[Stored data]

* * * * * * *

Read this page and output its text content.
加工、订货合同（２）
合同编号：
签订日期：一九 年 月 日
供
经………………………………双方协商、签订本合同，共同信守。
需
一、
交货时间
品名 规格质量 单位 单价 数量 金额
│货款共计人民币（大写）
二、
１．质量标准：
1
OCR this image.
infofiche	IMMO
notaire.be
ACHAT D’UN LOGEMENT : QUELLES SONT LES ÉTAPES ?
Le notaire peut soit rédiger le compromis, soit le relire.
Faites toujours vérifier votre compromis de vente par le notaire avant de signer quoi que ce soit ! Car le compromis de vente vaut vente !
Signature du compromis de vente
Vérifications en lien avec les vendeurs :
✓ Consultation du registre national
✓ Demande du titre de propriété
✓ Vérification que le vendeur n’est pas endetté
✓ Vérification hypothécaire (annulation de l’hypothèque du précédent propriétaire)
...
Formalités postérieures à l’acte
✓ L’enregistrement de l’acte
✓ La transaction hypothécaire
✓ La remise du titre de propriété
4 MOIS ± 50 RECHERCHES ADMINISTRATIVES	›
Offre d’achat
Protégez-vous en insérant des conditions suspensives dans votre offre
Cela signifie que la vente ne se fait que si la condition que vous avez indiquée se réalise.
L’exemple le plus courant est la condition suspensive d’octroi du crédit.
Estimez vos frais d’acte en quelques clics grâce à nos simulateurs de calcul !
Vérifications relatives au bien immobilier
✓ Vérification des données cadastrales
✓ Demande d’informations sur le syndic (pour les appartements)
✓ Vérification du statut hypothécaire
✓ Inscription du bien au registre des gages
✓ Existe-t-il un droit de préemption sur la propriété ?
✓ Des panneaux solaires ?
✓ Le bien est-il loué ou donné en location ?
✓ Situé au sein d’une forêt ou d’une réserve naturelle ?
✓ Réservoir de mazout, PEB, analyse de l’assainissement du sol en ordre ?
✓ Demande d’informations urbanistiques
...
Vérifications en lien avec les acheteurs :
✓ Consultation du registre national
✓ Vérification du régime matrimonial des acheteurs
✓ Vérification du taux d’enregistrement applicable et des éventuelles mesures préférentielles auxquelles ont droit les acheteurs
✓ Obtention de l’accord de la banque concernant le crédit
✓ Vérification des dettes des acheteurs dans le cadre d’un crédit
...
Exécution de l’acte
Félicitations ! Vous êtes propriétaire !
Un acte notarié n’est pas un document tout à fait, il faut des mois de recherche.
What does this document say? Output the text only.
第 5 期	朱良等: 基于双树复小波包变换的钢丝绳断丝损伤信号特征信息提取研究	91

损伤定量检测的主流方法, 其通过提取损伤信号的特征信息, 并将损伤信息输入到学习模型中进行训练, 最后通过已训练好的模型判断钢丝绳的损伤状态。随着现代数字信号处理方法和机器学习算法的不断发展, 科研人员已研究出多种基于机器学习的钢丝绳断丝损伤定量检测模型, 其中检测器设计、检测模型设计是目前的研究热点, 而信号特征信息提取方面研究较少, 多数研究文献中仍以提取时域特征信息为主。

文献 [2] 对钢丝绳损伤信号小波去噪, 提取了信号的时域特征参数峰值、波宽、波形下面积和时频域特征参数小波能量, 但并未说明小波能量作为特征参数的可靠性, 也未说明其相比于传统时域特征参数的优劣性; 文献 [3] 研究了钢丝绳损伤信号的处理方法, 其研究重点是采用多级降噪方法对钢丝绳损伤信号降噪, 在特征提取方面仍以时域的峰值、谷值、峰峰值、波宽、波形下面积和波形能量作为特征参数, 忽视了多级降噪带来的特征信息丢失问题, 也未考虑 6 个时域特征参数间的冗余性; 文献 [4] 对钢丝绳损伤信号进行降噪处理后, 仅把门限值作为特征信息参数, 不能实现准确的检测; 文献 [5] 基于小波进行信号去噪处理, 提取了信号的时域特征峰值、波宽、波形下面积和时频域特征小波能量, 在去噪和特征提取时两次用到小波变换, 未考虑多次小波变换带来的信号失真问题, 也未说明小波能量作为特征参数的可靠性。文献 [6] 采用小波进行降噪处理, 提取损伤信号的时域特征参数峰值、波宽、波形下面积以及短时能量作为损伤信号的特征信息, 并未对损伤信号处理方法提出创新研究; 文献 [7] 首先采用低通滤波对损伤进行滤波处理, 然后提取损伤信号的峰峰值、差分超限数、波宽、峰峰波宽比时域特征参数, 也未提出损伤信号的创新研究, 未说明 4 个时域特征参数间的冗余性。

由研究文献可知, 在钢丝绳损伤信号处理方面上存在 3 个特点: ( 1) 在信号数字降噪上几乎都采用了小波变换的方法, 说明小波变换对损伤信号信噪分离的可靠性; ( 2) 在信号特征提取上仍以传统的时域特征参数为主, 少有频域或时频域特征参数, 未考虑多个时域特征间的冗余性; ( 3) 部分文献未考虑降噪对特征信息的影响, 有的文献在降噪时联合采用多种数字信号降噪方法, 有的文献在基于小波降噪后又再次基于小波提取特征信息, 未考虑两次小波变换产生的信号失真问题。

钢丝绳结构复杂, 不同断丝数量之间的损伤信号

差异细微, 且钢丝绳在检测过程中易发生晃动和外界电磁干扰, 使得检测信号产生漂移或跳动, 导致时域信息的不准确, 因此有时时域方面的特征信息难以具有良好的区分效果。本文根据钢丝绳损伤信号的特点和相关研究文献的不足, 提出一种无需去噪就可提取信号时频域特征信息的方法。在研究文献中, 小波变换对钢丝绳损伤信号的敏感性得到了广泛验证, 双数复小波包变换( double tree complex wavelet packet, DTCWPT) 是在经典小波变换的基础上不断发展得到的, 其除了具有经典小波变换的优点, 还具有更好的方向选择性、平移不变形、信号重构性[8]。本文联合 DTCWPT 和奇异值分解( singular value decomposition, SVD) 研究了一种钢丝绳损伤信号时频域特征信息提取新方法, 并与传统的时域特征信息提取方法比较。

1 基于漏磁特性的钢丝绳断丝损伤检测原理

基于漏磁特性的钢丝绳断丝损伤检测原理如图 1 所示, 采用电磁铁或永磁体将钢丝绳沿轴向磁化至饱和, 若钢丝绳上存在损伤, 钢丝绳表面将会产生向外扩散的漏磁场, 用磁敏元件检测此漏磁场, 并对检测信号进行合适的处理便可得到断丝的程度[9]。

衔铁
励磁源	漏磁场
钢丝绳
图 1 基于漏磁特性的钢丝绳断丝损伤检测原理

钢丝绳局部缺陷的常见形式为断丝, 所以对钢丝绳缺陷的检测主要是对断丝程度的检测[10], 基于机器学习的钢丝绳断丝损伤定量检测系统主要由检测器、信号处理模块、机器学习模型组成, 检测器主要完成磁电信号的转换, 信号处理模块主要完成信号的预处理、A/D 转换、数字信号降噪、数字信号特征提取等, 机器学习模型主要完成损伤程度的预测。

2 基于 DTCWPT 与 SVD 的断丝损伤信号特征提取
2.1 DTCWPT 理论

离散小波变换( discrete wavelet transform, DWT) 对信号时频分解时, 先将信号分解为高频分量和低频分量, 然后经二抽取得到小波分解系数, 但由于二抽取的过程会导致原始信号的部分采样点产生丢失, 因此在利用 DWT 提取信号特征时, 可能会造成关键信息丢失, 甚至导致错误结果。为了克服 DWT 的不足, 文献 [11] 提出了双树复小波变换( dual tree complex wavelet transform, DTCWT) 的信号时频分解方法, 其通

* * * * * * *

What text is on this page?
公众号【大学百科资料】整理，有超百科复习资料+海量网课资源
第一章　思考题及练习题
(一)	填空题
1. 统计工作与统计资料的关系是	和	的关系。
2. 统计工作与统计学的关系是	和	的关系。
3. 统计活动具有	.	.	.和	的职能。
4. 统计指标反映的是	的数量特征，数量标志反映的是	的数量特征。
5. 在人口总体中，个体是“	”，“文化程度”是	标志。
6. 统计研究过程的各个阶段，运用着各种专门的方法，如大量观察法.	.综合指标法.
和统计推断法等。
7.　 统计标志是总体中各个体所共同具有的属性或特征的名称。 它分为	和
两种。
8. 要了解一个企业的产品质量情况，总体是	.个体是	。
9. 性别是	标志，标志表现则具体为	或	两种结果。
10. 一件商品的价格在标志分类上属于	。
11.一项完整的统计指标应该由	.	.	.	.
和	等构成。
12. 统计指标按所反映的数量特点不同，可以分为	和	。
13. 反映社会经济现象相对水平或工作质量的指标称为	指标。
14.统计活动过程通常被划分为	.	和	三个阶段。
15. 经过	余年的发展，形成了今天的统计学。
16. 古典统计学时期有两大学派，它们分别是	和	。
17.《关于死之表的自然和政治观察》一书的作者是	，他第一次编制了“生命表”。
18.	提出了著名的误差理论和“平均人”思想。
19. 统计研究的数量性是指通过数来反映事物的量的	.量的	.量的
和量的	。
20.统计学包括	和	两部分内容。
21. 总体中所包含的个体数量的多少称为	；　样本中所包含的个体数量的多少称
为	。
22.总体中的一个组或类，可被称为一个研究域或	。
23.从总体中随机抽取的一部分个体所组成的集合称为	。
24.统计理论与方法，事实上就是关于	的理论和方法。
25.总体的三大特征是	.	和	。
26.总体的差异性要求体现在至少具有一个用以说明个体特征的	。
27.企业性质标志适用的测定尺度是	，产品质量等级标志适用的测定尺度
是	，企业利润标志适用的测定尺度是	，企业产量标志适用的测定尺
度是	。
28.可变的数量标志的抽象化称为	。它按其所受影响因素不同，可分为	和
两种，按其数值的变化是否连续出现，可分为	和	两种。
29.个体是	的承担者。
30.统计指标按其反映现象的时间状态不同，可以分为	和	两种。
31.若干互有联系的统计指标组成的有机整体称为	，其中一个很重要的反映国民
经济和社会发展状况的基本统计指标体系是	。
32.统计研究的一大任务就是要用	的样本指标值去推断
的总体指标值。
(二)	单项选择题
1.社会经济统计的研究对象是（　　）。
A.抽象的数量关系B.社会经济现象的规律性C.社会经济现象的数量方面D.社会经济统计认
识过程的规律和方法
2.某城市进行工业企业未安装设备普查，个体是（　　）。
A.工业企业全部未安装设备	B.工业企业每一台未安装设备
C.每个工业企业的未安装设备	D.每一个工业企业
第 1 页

* * * * * * *

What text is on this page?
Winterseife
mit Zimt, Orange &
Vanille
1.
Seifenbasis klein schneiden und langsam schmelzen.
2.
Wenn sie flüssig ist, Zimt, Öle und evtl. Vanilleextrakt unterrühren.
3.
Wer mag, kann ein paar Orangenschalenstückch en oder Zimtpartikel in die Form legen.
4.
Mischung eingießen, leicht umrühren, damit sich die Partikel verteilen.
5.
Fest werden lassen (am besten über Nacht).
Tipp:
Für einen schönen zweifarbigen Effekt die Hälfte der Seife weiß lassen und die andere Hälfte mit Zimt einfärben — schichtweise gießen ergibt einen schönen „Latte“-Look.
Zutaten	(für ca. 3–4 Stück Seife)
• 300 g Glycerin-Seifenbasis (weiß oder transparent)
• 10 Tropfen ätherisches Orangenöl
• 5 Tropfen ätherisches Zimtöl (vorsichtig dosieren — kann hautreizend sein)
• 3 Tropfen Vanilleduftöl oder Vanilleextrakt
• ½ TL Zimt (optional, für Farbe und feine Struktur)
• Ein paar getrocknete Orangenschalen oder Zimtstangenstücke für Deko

* * * * * * *

TASK INSTRUCTIONS:
Your task is to gather every line with the word "oder" and copy it.

TASK SOLUTION:
Wer mag, kann ein paar Orangenschalenstückch en oder Zimtpartikel in die Form legen.
• 300 g Glycerin-Seifenbasis (weiß oder transparent)
• 3 Tropfen Vanilleduftöl oder Vanilleextrakt
• Ein paar getrocknete Orangenschalen oder Zimtstangenstücke für Deko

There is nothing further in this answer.